- _Selected passage_
^^^^^^^^^^^^^^^^

The New Bulk Sales Notification Requirements and Their Application to New Jersey Real Estate Transactions - Part II

Bulk Sale Notification Requirements Apply To Deed in Lieu of Foreclosure

Based upon the findings of the Tax Court in N.J. Hotel Holdings, Inc. v. Dir., Div. of Taxation, 15 N.J.Tax 428, 437 (Tax Ct. 1996), the New Jersey Division of Taxation is enforcing recent changes in the New Jersey bulk sales notification requirements contained in N.J.S.A. 54:50-38 on the basis that such requirements apply to deeds in lieu of foreclosure (“deeds in lieu”) of real estate accepted by lenders, regardless of the fact that no monetary consideration is being received by the lender. If N.J. Hotel Holdings, Inc. is upheld it will mean that a lender who fails to comply with the bulk sales notification requirements before accepting a deed in lieu will be deemed by statute to have assumed liability for payment of all of the borrower’s outstanding tax obligations to the State of New Jersey. (For a more general discussion of the new bulk sales requirements under N.J.S.A. 54:50-38, see The New Bulk Sales Notification Requirements and Their Application to New Jersey Real Estate Transactions – Part 1)

N.J. Hotel Holdings, Inc. v. Director, Division of Taxation

The question before the Tax Court in N.J. Hotel Holdings, Inc. was whether statutory bulk sales notification applied to assets acquired by way of deeds in lieu. The court unequivocally answered in the affirmative:

In this case the court holds that a person who acquires assets by way of a deed in lieu of foreclosure and a bill of sale, and who fails to give notice to the [Director] under N.J.S.A. 54:32B-22(c), is liable for the sales and use tax liability of the person from whom the assets are acquired. [Note: the Tax Court’s analysis is equally applicable to N.J.S.A. 54:50-38 and it is unlikely the case can be distinguished on the basis of the new legislation].

^^^^^^^^^^^^^^^^

- _Data records_
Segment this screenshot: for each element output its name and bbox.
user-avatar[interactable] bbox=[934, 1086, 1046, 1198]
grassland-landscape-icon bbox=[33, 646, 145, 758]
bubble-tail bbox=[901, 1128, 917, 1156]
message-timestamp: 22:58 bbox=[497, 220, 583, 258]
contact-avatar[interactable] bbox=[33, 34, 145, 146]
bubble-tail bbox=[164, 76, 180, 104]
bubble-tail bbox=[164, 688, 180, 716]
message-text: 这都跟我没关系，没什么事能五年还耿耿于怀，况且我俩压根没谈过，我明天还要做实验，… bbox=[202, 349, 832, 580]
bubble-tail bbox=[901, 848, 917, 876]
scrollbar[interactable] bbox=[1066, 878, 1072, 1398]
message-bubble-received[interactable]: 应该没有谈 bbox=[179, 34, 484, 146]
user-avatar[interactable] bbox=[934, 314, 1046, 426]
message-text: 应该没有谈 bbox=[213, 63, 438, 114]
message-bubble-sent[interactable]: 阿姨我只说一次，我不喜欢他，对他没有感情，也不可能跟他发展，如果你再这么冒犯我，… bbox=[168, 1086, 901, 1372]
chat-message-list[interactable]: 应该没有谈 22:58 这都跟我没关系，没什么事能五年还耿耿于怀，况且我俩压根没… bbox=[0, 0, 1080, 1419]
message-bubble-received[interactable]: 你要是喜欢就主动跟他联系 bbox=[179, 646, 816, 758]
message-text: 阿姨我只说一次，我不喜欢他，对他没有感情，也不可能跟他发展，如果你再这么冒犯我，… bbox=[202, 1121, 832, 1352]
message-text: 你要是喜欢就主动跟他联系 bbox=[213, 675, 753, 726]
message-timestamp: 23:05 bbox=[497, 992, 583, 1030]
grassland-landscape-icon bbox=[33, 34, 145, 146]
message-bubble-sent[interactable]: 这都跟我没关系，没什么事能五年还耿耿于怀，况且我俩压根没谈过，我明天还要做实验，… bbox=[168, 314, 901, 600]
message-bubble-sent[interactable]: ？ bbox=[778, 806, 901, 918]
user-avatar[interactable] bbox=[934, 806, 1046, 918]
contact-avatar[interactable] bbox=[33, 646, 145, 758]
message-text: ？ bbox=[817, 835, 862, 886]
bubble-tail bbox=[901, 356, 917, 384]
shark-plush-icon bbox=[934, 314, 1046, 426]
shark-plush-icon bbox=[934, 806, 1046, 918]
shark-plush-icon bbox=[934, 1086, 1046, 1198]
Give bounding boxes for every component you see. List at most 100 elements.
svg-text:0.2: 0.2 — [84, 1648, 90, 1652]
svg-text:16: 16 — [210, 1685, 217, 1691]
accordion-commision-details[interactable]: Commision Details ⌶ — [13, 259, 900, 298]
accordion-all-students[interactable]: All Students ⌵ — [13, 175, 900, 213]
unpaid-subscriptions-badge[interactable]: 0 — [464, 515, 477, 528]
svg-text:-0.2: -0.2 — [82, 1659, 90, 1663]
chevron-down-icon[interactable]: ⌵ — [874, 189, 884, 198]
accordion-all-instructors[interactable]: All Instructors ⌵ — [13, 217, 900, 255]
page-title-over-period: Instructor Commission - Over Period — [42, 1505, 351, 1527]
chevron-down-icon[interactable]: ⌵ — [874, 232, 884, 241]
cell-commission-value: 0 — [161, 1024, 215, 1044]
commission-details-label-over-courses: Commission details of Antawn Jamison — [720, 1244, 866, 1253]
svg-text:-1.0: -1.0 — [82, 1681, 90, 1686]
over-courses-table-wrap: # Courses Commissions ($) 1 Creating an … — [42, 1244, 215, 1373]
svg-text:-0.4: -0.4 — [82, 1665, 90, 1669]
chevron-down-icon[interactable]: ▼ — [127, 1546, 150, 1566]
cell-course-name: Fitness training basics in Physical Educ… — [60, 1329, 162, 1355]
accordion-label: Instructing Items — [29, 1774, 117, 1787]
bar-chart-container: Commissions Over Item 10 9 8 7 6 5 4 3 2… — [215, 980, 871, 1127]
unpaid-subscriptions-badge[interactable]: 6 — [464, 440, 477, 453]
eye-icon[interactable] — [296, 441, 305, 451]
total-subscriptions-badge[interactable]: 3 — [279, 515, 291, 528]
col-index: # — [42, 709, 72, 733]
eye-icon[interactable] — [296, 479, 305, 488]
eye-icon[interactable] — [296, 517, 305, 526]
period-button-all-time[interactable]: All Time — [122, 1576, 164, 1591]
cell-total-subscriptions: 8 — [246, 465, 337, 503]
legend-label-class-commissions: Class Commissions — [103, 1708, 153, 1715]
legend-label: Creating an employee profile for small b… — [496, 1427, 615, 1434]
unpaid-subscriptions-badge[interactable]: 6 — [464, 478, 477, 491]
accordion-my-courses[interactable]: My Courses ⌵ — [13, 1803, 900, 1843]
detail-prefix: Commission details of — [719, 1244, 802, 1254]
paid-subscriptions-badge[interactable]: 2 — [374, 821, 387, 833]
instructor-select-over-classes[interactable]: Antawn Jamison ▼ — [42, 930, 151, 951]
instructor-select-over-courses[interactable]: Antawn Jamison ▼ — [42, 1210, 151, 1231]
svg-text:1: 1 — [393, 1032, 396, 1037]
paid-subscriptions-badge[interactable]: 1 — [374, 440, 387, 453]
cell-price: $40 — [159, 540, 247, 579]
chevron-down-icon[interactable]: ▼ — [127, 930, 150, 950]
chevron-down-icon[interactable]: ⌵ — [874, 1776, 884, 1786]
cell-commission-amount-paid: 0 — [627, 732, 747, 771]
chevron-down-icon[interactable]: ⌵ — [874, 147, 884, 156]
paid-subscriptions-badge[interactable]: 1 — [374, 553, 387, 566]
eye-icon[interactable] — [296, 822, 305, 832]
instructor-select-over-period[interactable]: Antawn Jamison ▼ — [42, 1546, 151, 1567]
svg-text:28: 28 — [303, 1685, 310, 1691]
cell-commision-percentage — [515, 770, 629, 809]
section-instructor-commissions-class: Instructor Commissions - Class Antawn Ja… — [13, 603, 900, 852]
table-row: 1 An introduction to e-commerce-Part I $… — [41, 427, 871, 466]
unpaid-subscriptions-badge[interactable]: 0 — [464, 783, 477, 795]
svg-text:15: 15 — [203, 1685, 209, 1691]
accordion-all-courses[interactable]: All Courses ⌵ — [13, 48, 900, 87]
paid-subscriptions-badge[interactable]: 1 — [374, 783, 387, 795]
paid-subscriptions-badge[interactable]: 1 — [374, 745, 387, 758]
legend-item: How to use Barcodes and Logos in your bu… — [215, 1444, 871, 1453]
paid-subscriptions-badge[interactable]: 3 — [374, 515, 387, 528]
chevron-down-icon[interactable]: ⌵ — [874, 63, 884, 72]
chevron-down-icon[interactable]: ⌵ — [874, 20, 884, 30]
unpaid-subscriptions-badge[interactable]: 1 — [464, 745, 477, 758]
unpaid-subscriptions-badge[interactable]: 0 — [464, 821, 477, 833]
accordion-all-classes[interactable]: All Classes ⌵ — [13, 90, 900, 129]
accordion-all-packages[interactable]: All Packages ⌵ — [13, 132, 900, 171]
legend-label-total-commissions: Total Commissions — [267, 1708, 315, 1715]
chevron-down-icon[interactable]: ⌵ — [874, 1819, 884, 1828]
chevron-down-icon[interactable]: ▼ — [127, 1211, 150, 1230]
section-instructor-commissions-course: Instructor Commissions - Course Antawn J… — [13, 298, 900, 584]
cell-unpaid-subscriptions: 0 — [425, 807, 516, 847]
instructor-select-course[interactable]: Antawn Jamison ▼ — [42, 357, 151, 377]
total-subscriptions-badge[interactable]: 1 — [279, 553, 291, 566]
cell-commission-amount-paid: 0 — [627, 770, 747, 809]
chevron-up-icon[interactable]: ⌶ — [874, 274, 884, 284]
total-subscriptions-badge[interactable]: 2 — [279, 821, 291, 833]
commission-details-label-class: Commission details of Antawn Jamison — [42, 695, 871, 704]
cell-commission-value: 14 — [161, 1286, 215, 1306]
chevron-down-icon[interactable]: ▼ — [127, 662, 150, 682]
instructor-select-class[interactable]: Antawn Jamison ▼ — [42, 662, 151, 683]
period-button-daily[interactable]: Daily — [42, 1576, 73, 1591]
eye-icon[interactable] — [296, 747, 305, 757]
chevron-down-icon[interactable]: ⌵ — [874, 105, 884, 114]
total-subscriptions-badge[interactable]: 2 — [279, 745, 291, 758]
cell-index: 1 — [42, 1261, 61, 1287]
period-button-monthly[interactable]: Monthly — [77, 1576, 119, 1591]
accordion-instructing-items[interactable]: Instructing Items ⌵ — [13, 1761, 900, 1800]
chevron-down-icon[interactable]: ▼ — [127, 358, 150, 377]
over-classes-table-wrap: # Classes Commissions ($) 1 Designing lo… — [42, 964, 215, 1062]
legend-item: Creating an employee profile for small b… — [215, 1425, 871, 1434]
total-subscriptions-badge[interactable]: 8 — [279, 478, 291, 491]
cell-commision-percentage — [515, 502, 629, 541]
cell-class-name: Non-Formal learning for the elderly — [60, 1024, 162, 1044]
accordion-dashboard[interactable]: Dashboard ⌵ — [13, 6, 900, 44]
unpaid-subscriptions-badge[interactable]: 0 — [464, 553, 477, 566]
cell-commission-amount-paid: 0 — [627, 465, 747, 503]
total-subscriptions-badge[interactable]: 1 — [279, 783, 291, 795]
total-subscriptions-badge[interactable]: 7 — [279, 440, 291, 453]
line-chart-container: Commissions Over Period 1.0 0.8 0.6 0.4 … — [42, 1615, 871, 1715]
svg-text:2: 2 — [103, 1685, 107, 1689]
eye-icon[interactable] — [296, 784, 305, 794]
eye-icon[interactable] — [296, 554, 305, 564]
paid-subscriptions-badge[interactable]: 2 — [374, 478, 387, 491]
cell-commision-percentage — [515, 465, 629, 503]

^^^^^^^^^^^^^^^^

- _What is asked_
Continue the article on New Jersey bulk sales notification and deeds in lieu of foreclosure from where it stops. The data is not needed here.

- _Output of the exercise_
In N.J. Hotel Holdings, Inc., a bank made loans to several entities, secured by mortgages, assignments, and security agreements on three hotels. Following a modification and transfer of the properties and related obligations, the new owners defaulted on their obligations to the bank. Pursuant to a subsequent foreclosure agreement, the bank acquired all of the hotel assets by way of deeds in lieu. Bulk sale notification of this acquisition was not provided to the Director. As a consequence, the Director deemed the bank liable for all taxes relating to the subject property due by the defaulting owner prior to, and following, the transfer. The arguments presented by the bank in appealing the assessments of the Director can be categorically summarized: (1) a deed in lieu is not a transfer within the meaning of the statute, (2) because the State would have not received payment upon foreclosure, it should not receive payment when transfer is made via a deed in lieu, and (3) because no cash is exchanged in a deed in lieu transaction, there was no escrow mechanism to ultimately comply with the statute.

The court spent minimal time, and found little difficulty, dismissing the claim that a deed in lieu was not a transfer within the meaning of the statute: “It is clear that N.J.S.A. 54:32B-22(c) is meant to extend beyond . . . simple sale for cash . . . and beyond the restrictive definitions of the bulk sales act.” In the present case, “the hotel assets were transferred to plaintiff in settlement of the foreclosure action.” This was evidence enough to satisfy the court that the statute should apply.

The court then goes on to address the contention that had the foreclosure been completed, the State would have no remaining lien on the property and, as a result, would have received none of the sales tax due by the transferor. The court thwarts this argument by citing the business decision rule, reminding the transferee that it was their choice to avoid foreclosure through this asset transfer mechanism, and it is in the public interest of the State to allow such independent decision-making:

The principle that a business decision will be given its tax effect according to what actually occurred promotes public interest in tax certainty and thereby conforms with general business expectations. Indeed, planning by individuals and businesses alike would be frustrated if courts failed to give predictable effect in formal legal documents . . . simply because of asserted ignorance of law. . . .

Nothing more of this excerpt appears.